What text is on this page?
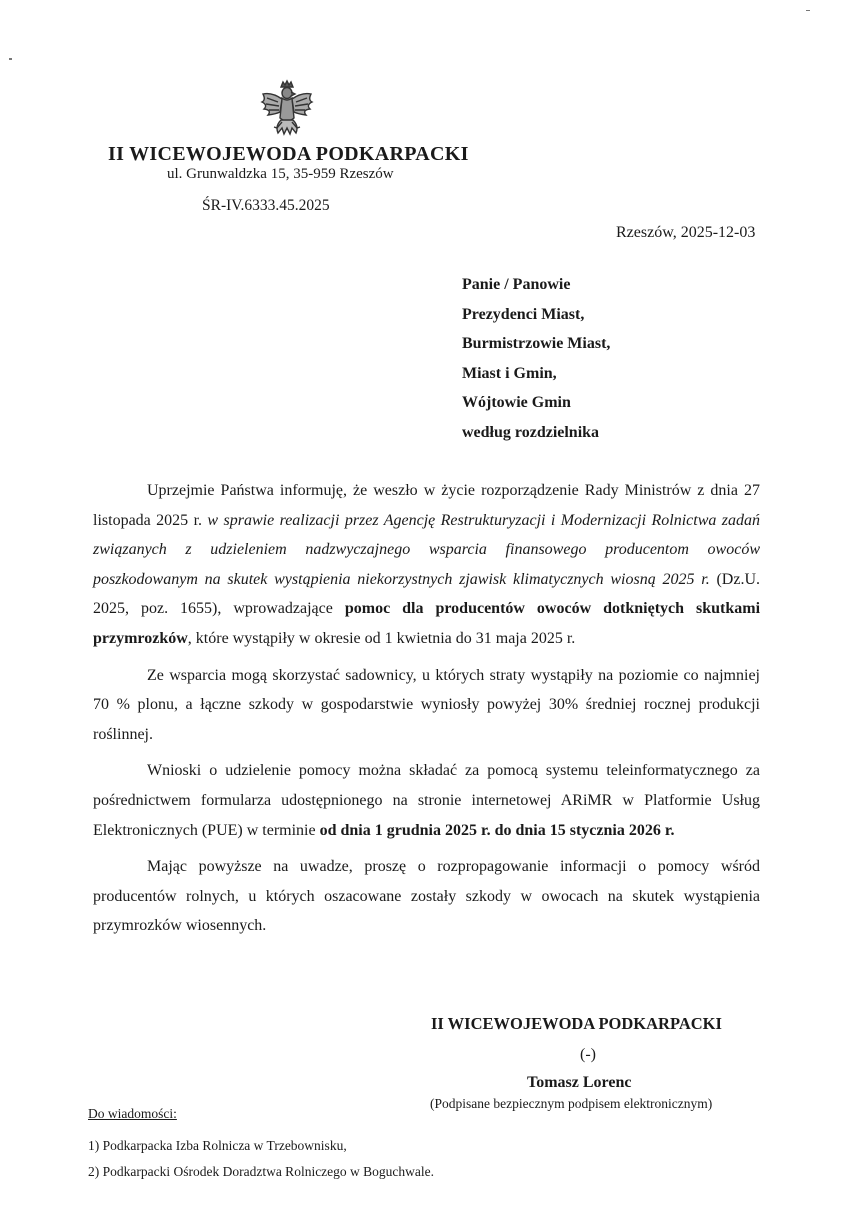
II WICEWOJEWODA PODKARPACKI
ul. Grunwaldzka 15, 35-959 Rzeszów
ŚR-IV.6333.45.2025
Rzeszów, 2025-12-03
Panie / Panowie
Prezydenci Miast,
Burmistrzowie Miast,
Miast i Gmin,
Wójtowie Gmin
według rozdzielnika

Uprzejmie Państwa informuję, że weszło w życie rozporządzenie Rady Ministrów z dnia 27 listopada 2025 r. w sprawie realizacji przez Agencję Restrukturyzacji i Modernizacji Rolnictwa zadań związanych z udzieleniem nadzwyczajnego wsparcia finansowego producentom owoców poszkodowanym na skutek wystąpienia niekorzystnych zjawisk klimatycznych wiosną 2025 r. (Dz.U. 2025, poz. 1655), wprowadzające pomoc dla producentów owoców dotkniętych skutkami przymrozków, które wystąpiły w okresie od 1 kwietnia do 31 maja 2025 r.

Ze wsparcia mogą skorzystać sadownicy, u których straty wystąpiły na poziomie co najmniej 70 % plonu, a łączne szkody w gospodarstwie wyniosły powyżej 30% średniej rocznej produkcji roślinnej.

Wnioski o udzielenie pomocy można składać za pomocą systemu teleinformatycznego za pośrednictwem formularza udostępnionego na stronie internetowej ARiMR w Platformie Usług Elektronicznych (PUE) w terminie od dnia 1 grudnia 2025 r. do dnia 15 stycznia 2026 r.

Mając powyższe na uwadze, proszę o rozpropagowanie informacji o pomocy wśród producentów rolnych, u których oszacowane zostały szkody w owocach na skutek wystąpienia przymrozków wiosennych.

II WICEWOJEWODA PODKARPACKI
(-)
Tomasz Lorenc
(Podpisane bezpiecznym podpisem elektronicznym)
Do wiadomości:
1) Podkarpacka Izba Rolnicza w Trzebownisku,
2) Podkarpacki Ośrodek Doradztwa Rolniczego w Boguchwale.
——
Task to complete: Return the listing above unchanged, apart from dropping its pictures.

Output of the task:
What text is on this page?
II WICEWOJEWODA PODKARPACKI
ul. Grunwaldzka 15, 35-959 Rzeszów
ŚR-IV.6333.45.2025
Rzeszów, 2025-12-03
Panie / Panowie
Prezydenci Miast,
Burmistrzowie Miast,
Miast i Gmin,
Wójtowie Gmin
według rozdzielnika

Uprzejmie Państwa informuję, że weszło w życie rozporządzenie Rady Ministrów z dnia 27 listopada 2025 r. w sprawie realizacji przez Agencję Restrukturyzacji i Modernizacji Rolnictwa zadań związanych z udzieleniem nadzwyczajnego wsparcia finansowego producentom owoców poszkodowanym na skutek wystąpienia niekorzystnych zjawisk klimatycznych wiosną 2025 r. (Dz.U. 2025, poz. 1655), wprowadzające pomoc dla producentów owoców dotkniętych skutkami przymrozków, które wystąpiły w okresie od 1 kwietnia do 31 maja 2025 r.

Ze wsparcia mogą skorzystać sadownicy, u których straty wystąpiły na poziomie co najmniej 70 % plonu, a łączne szkody w gospodarstwie wyniosły powyżej 30% średniej rocznej produkcji roślinnej.

Wnioski o udzielenie pomocy można składać za pomocą systemu teleinformatycznego za pośrednictwem formularza udostępnionego na stronie internetowej ARiMR w Platformie Usług Elektronicznych (PUE) w terminie od dnia 1 grudnia 2025 r. do dnia 15 stycznia 2026 r.

Mając powyższe na uwadze, proszę o rozpropagowanie informacji o pomocy wśród producentów rolnych, u których oszacowane zostały szkody w owocach na skutek wystąpienia przymrozków wiosennych.

II WICEWOJEWODA PODKARPACKI
(-)
Tomasz Lorenc
(Podpisane bezpiecznym podpisem elektronicznym)
Do wiadomości:
1) Podkarpacka Izba Rolnicza w Trzebownisku,
2) Podkarpacki Ośrodek Doradztwa Rolniczego w Boguchwale.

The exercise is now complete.